[Dataset items]
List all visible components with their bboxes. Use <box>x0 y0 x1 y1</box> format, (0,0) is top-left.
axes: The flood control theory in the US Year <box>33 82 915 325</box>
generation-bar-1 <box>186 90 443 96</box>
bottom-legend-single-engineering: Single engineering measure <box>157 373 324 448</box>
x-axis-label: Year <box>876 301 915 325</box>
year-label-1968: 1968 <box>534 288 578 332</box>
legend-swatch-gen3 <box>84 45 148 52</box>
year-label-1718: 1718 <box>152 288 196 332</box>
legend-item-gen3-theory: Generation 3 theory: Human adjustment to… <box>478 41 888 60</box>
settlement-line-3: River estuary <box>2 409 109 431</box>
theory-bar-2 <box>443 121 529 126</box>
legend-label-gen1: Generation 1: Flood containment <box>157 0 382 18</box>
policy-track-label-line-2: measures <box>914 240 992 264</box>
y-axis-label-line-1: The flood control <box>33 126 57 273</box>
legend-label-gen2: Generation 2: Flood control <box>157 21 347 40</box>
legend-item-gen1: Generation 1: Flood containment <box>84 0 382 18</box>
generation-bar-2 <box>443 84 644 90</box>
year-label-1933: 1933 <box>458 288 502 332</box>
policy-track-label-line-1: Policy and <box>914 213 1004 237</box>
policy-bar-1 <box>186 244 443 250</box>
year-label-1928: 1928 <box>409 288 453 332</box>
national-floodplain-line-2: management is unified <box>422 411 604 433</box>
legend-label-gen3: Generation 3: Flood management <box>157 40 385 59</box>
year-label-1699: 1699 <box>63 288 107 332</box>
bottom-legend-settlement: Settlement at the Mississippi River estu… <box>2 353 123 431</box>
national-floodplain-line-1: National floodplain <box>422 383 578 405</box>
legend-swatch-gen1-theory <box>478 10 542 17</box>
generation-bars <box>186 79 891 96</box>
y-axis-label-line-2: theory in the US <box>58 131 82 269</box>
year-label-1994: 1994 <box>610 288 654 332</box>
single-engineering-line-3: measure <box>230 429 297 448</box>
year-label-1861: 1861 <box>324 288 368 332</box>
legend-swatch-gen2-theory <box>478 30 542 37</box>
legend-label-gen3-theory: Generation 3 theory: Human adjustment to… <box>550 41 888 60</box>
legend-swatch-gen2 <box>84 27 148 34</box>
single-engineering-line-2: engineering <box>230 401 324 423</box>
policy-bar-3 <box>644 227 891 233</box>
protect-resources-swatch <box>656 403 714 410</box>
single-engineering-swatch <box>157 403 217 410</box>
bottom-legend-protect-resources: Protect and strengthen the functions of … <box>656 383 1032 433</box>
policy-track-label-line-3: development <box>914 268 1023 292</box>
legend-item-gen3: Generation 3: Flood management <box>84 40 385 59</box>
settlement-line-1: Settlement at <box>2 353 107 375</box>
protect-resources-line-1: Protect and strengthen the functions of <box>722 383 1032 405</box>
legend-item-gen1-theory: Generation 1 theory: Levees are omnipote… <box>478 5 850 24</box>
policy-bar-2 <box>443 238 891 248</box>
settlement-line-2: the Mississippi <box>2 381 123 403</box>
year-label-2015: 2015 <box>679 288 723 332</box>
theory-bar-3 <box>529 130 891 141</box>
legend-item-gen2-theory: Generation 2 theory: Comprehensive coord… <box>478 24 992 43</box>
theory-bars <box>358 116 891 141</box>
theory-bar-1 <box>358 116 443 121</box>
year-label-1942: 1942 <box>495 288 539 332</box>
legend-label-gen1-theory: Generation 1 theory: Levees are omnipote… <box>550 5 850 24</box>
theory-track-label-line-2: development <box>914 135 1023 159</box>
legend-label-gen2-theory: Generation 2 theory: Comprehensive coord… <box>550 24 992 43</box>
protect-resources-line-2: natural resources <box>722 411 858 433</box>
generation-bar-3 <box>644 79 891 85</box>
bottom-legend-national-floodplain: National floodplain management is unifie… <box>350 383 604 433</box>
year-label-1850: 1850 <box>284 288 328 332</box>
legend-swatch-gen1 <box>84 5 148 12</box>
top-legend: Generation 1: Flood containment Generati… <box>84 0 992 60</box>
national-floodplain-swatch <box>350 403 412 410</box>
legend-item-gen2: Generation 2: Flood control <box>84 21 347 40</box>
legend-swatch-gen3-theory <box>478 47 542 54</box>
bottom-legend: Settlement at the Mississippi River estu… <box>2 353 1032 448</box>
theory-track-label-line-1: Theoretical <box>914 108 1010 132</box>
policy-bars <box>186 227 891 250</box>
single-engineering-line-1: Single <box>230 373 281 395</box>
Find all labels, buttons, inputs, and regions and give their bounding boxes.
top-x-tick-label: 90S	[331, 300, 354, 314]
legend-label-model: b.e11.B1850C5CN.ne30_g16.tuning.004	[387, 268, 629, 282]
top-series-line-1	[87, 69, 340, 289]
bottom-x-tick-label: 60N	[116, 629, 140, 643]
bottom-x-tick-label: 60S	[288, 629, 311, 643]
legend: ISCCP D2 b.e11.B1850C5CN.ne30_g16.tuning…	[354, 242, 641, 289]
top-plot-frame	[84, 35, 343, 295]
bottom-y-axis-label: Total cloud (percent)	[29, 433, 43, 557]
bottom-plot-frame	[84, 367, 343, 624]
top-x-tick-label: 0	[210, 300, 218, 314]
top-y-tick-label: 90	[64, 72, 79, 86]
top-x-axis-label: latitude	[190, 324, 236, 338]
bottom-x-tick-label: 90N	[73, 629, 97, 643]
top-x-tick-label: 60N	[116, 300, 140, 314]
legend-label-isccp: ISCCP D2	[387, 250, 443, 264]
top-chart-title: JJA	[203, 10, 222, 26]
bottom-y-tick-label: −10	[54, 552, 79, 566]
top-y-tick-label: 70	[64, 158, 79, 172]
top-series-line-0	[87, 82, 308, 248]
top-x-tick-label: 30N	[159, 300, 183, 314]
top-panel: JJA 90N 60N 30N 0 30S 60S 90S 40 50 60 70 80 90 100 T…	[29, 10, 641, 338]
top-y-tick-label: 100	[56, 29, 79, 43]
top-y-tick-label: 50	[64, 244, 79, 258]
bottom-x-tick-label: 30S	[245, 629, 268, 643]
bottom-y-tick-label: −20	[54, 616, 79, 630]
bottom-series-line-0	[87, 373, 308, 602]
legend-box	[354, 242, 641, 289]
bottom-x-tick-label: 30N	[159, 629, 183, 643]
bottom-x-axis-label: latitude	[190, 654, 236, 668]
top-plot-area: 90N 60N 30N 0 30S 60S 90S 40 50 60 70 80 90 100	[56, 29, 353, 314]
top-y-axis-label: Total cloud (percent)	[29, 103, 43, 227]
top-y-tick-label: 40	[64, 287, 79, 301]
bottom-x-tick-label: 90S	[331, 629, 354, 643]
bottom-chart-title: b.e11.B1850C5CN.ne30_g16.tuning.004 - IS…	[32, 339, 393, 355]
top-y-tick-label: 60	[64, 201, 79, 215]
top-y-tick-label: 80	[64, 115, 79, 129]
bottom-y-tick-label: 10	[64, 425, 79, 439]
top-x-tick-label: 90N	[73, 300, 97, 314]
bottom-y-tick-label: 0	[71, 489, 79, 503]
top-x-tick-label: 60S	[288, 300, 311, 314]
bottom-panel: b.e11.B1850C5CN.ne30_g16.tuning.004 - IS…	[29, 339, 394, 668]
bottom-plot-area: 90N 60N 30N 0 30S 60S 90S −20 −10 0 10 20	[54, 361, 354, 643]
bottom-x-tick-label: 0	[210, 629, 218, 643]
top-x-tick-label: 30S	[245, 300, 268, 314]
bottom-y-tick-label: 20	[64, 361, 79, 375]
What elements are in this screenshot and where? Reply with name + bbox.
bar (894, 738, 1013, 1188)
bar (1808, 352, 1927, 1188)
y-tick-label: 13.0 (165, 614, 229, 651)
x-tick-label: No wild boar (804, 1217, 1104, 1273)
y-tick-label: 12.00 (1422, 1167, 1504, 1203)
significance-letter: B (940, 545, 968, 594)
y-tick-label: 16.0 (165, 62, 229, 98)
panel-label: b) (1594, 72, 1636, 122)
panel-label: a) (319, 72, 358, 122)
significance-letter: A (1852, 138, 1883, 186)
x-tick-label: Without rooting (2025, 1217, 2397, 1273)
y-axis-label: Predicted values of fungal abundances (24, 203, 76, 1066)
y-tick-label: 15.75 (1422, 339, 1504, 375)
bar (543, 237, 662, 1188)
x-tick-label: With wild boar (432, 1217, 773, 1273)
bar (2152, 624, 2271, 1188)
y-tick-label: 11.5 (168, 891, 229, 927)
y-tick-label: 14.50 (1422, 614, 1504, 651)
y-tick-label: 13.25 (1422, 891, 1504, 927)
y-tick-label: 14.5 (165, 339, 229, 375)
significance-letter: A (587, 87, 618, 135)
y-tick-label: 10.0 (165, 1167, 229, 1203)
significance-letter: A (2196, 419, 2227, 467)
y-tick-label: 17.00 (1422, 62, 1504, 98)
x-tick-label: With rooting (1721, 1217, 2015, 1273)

- _WHAT IS ASKED_: Put the lines from the start of the items through the line containing "bottom-legend-single-engineering: Single engineering" into a numbered list, including both ends and omitting any blank lines.

- _COMPLETED EXERCISE_:
1. List all visible components with their bboxes. Use <box>x0 y0 x1 y1</box> format, (0,0) is top-left.
2. axes: The flood control theory in the US Year <box>33 82 915 325</box>
3. generation-bar-1 <box>186 90 443 96</box>
4. bottom-legend-single-engineering: Single engineering measure <box>157 373 324 448</box>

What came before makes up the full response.